Apple's other attempt right now (on iOS) is Shortcuts, which is graphical-programming-y. But it's disadvantaged a bit because it started life (as a third-party app Workflow) outside the system, unlike Applescript.


I didn’t go into Shortcuts as it has its own set of flaws: poor granularity, poor composability, excessively complex and expensive to extend. And it’s still not quite clear how Apple mean to position it so that it connects to users’ aspirations and needs. Within Siri? within Apps? In between? All fixable, but ultimately depends on Apple’s priorities and investment, not to mention how good a handle they have on the problem themselves.

What Shortcuts does undeniably have is youth, looks, and an established following; and never underestimate the value of those. AppleScript may be built on a better technical foundation, but that don’t mean squat if it can’t bums on seats. And the bottom fell out the AppleScript market a decade ago.

Stored data entries:
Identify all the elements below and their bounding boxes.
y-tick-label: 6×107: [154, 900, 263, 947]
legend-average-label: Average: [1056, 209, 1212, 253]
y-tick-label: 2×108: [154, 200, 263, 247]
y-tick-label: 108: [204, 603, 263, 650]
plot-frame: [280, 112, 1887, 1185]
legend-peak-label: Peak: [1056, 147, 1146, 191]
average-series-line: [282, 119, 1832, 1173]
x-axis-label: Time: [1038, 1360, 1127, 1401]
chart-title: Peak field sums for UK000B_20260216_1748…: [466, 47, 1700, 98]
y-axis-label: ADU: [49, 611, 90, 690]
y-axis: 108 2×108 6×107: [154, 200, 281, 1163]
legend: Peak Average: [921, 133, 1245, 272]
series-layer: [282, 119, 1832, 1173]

Problems to solve:
A – Echo the passage about Shortcuts and AppleScript between "I didn’t go" and "a decade ago.", inclusive.
B – Using the passage about Shortcuts and AppleScript, decide whether each statement agrees with it, and answer yes or no with the deciding words quoted: (i) Shortcuts began as a third-party app called Workflow. (ii) The writer discussed Shortcuts at length. (iii) The AppleScript market collapsed about a decade ago.
C – Pick up the passage about Shortcuts and AppleScript after its final sentence and keep writing.

Task answers:
A –
I didn’t go into Shortcuts as it has its own set of flaws: poor granularity, poor composability, excessively complex and expensive to extend. And it’s still not quite clear how Apple mean to position it so that it connects to users’ aspirations and needs. Within Siri? within Apps? In between? All fixable, but ultimately depends on Apple’s priorities and investment, not to mention how good a handle they have on the problem themselves.

What Shortcuts does undeniably have is youth, looks, and an established following; and never underestimate the value of those. AppleScript may be built on a better technical foundation, but that don’t mean squat if it can’t bums on seats. And the bottom fell out the AppleScript market a decade ago.

B –
(i) Yes: "it started life (as a third-party app Workflow) outside the system"
(ii) No: "I didn’t go into Shortcuts"
(iii) Yes: "the bottom fell out the AppleScript market a decade ago"

C –
However, being an outside product is absolutely no disadvantage. I’ll rate a passionate team of third-party devs with a vision over in-house chair-warmers going through vague motions with zero direction or objective. Being within Apple can be a huge advantage in that it offers prime positioning within the OS itself; but that’s of no use if you’ve got no clue how to deliver a desirable product and sell it to customers in the first place (<cough>Soghoian</cough>).

Whatever the strengths and weaknesses of their product, the Shortcuts team cut their teeth and proved themselves out in the real world. I don’t doubt Apple bought WorkflowHQ as much to get those people as their product. As change of blood goes that was badly overdue.